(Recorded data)
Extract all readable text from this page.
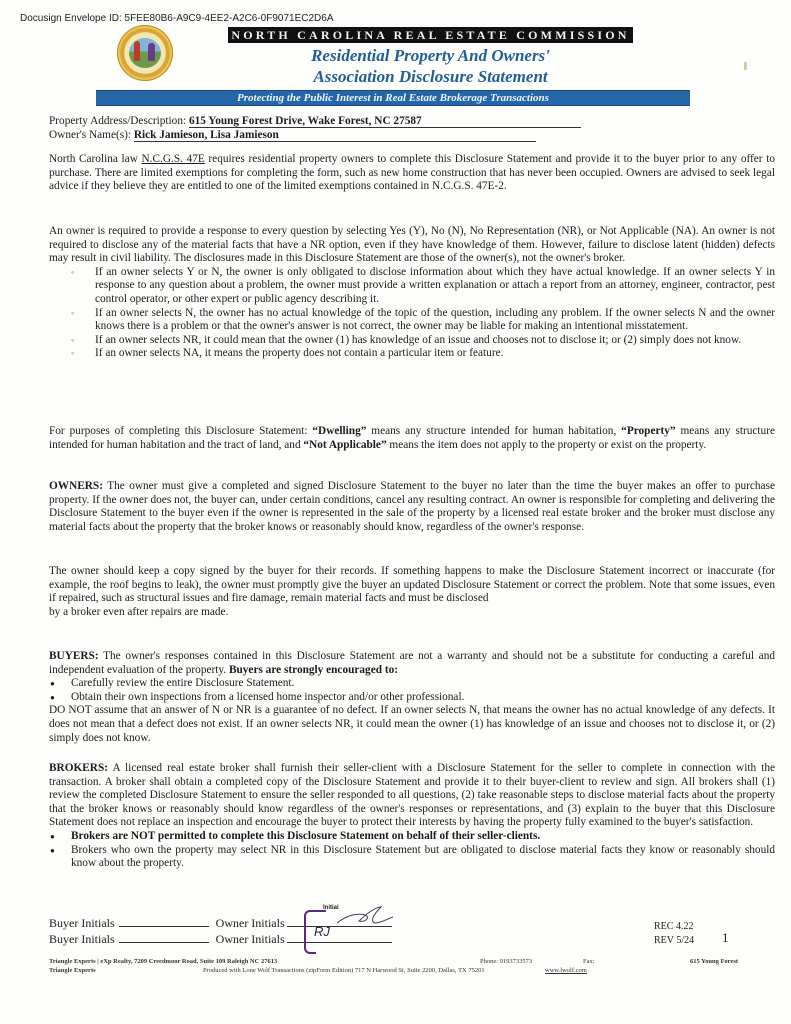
Docusign Envelope ID: 5FEE80B6-A9C9-4EE2-A2C6-0F9071EC2D6A
NORTH CAROLINA REAL ESTATE COMMISSION
Residential Property And Owners'
Association Disclosure Statement
Protecting the Public Interest in Real Estate Brokerage Transactions
Property Address/Description: 615 Young Forest Drive, Wake Forest, NC 27587
Owner's Name(s): Rick Jamieson, Lisa Jamieson
North Carolina law N.C.G.S. 47E requires residential property owners to complete this Disclosure Statement and provide it to the buyer prior to any offer to purchase. There are limited exemptions for completing the form, such as new home construction that has never been occupied. Owners are advised to seek legal advice if they believe they are entitled to one of the limited exemptions contained in N.C.G.S. 47E-2.
An owner is required to provide a response to every question by selecting Yes (Y), No (N), No Representation (NR), or Not Applicable (NA). An owner is not required to disclose any of the material facts that have a NR option, even if they have knowledge of them. However, failure to disclose latent (hidden) defects may result in civil liability. The disclosures made in this Disclosure Statement are those of the owner(s), not the owner's broker.
◦ If an owner selects Y or N, the owner is only obligated to disclose information about which they have actual knowledge. If an owner selects Y in response to any question about a problem, the owner must provide a written explanation or attach a report from an attorney, engineer, contractor, pest control operator, or other expert or public agency describing it.
◦ If an owner selects N, the owner has no actual knowledge of the topic of the question, including any problem. If the owner selects N and the owner knows there is a problem or that the owner's answer is not correct, the owner may be liable for making an intentional misstatement.
◦ If an owner selects NR, it could mean that the owner (1) has knowledge of an issue and chooses not to disclose it; or (2) simply does not know.
◦ If an owner selects NA, it means the property does not contain a particular item or feature.
For purposes of completing this Disclosure Statement: “Dwelling” means any structure intended for human habitation, “Property” means any structure intended for human habitation and the tract of land, and “Not Applicable” means the item does not apply to the property or exist on the property.
OWNERS: The owner must give a completed and signed Disclosure Statement to the buyer no later than the time the buyer makes an offer to purchase property. If the owner does not, the buyer can, under certain conditions, cancel any resulting contract. An owner is responsible for completing and delivering the Disclosure Statement to the buyer even if the owner is represented in the sale of the property by a licensed real estate broker and the broker must disclose any material facts about the property that the broker knows or reasonably should know, regardless of the owner's response.
The owner should keep a copy signed by the buyer for their records. If something happens to make the Disclosure Statement incorrect or inaccurate (for example, the roof begins to leak), the owner must promptly give the buyer an updated Disclosure Statement or correct the problem. Note that some issues, even if repaired, such as structural issues and fire damage, remain material facts and must be disclosed
by a broker even after repairs are made.
BUYERS: The owner's responses contained in this Disclosure Statement are not a warranty and should not be a substitute for conducting a careful and independent evaluation of the property. Buyers are strongly encouraged to:
● Carefully review the entire Disclosure Statement.
● Obtain their own inspections from a licensed home inspector and/or other professional.
DO NOT assume that an answer of N or NR is a guarantee of no defect. If an owner selects N, that means the owner has no actual knowledge of any defects. It does not mean that a defect does not exist. If an owner selects NR, it could mean the owner (1) has knowledge of an issue and chooses not to disclose it, or (2) simply does not know.
BROKERS: A licensed real estate broker shall furnish their seller-client with a Disclosure Statement for the seller to complete in connection with the transaction. A broker shall obtain a completed copy of the Disclosure Statement and provide it to their buyer-client to review and sign. All brokers shall (1) review the completed Disclosure Statement to ensure the seller responded to all questions, (2) take reasonable steps to disclose material facts about the property that the broker knows or reasonably should know regardless of the owner's responses or representations, and (3) explain to the buyer that this Disclosure Statement does not replace an inspection and encourage the buyer to protect their interests by having the property fully examined to the buyer's satisfaction.
● Brokers are NOT permitted to complete this Disclosure Statement on behalf of their seller-clients.
● Brokers who own the property may select NR in this Disclosure Statement but are obligated to disclose material facts they know or reasonably should know about the property.
Buyer Initials	Owner Initials
Buyer Initials	Owner Initials
Initial
RJ	REC 4.22
REV 5/24 1
Triangle Experts | eXp Realty, 7209 Creedmoor Road, Suite 109 Raleigh NC 27613	Phone: 9193733573	Fax:	615 Young Forest
Triangle Experts	Produced with Lone Wolf Transactions (zipForm Edition) 717 N Harwood St, Suite 2200, Dallas, TX 75201	www.lwolf.com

The request
Omitting all images, retype each line of the records precisely.

Task solution
Extract all readable text from this page.
Docusign Envelope ID: 5FEE80B6-A9C9-4EE2-A2C6-0F9071EC2D6A
NORTH CAROLINA REAL ESTATE COMMISSION
Residential Property And Owners'
Association Disclosure Statement
Protecting the Public Interest in Real Estate Brokerage Transactions
Property Address/Description: 615 Young Forest Drive, Wake Forest, NC 27587
Owner's Name(s): Rick Jamieson, Lisa Jamieson
North Carolina law N.C.G.S. 47E requires residential property owners to complete this Disclosure Statement and provide it to the buyer prior to any offer to purchase. There are limited exemptions for completing the form, such as new home construction that has never been occupied. Owners are advised to seek legal advice if they believe they are entitled to one of the limited exemptions contained in N.C.G.S. 47E-2.
An owner is required to provide a response to every question by selecting Yes (Y), No (N), No Representation (NR), or Not Applicable (NA). An owner is not required to disclose any of the material facts that have a NR option, even if they have knowledge of them. However, failure to disclose latent (hidden) defects may result in civil liability. The disclosures made in this Disclosure Statement are those of the owner(s), not the owner's broker.
◦ If an owner selects Y or N, the owner is only obligated to disclose information about which they have actual knowledge. If an owner selects Y in response to any question about a problem, the owner must provide a written explanation or attach a report from an attorney, engineer, contractor, pest control operator, or other expert or public agency describing it.
◦ If an owner selects N, the owner has no actual knowledge of the topic of the question, including any problem. If the owner selects N and the owner knows there is a problem or that the owner's answer is not correct, the owner may be liable for making an intentional misstatement.
◦ If an owner selects NR, it could mean that the owner (1) has knowledge of an issue and chooses not to disclose it; or (2) simply does not know.
◦ If an owner selects NA, it means the property does not contain a particular item or feature.
For purposes of completing this Disclosure Statement: “Dwelling” means any structure intended for human habitation, “Property” means any structure intended for human habitation and the tract of land, and “Not Applicable” means the item does not apply to the property or exist on the property.
OWNERS: The owner must give a completed and signed Disclosure Statement to the buyer no later than the time the buyer makes an offer to purchase property. If the owner does not, the buyer can, under certain conditions, cancel any resulting contract. An owner is responsible for completing and delivering the Disclosure Statement to the buyer even if the owner is represented in the sale of the property by a licensed real estate broker and the broker must disclose any material facts about the property that the broker knows or reasonably should know, regardless of the owner's response.
The owner should keep a copy signed by the buyer for their records. If something happens to make the Disclosure Statement incorrect or inaccurate (for example, the roof begins to leak), the owner must promptly give the buyer an updated Disclosure Statement or correct the problem. Note that some issues, even if repaired, such as structural issues and fire damage, remain material facts and must be disclosed
by a broker even after repairs are made.
BUYERS: The owner's responses contained in this Disclosure Statement are not a warranty and should not be a substitute for conducting a careful and independent evaluation of the property. Buyers are strongly encouraged to:
● Carefully review the entire Disclosure Statement.
● Obtain their own inspections from a licensed home inspector and/or other professional.
DO NOT assume that an answer of N or NR is a guarantee of no defect. If an owner selects N, that means the owner has no actual knowledge of any defects. It does not mean that a defect does not exist. If an owner selects NR, it could mean the owner (1) has knowledge of an issue and chooses not to disclose it, or (2) simply does not know.
BROKERS: A licensed real estate broker shall furnish their seller-client with a Disclosure Statement for the seller to complete in connection with the transaction. A broker shall obtain a completed copy of the Disclosure Statement and provide it to their buyer-client to review and sign. All brokers shall (1) review the completed Disclosure Statement to ensure the seller responded to all questions, (2) take reasonable steps to disclose material facts about the property that the broker knows or reasonably should know regardless of the owner's responses or representations, and (3) explain to the buyer that this Disclosure Statement does not replace an inspection and encourage the buyer to protect their interests by having the property fully examined to the buyer's satisfaction.
● Brokers are NOT permitted to complete this Disclosure Statement on behalf of their seller-clients.
● Brokers who own the property may select NR in this Disclosure Statement but are obligated to disclose material facts they know or reasonably should know about the property.
Buyer Initials	Owner Initials
Buyer Initials	Owner Initials
Initial
RJ	REC 4.22
REV 5/24 1
Triangle Experts | eXp Realty, 7209 Creedmoor Road, Suite 109 Raleigh NC 27613	Phone: 9193733573	Fax:	615 Young Forest
Triangle Experts	Produced with Lone Wolf Transactions (zipForm Edition) 717 N Harwood St, Suite 2200, Dallas, TX 75201	www.lwolf.com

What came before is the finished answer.